== Exercise aim ==
Read the entries below and pull out each line with the string "半年以上居住证".

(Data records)
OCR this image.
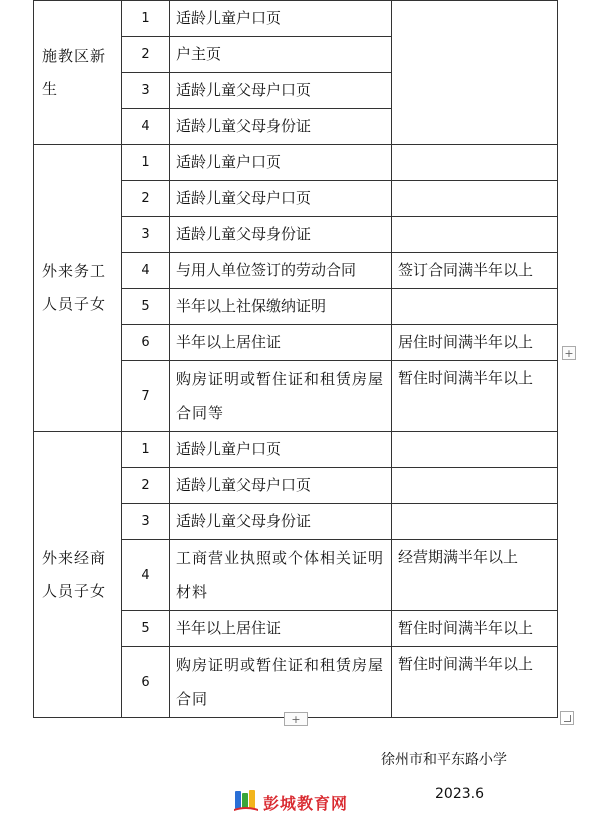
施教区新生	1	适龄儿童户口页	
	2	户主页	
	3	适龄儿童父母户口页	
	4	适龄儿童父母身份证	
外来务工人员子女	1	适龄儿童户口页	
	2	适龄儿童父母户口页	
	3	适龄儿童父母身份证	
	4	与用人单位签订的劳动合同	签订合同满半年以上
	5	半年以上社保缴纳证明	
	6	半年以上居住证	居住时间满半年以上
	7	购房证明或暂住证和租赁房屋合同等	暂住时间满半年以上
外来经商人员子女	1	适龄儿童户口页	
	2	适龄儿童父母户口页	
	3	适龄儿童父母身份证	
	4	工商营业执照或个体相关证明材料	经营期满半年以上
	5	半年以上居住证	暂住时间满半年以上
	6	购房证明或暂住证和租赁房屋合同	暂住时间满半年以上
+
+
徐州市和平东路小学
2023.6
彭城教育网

== Worked solution ==
	6	半年以上居住证	居住时间满半年以上
	5	半年以上居住证	暂住时间满半年以上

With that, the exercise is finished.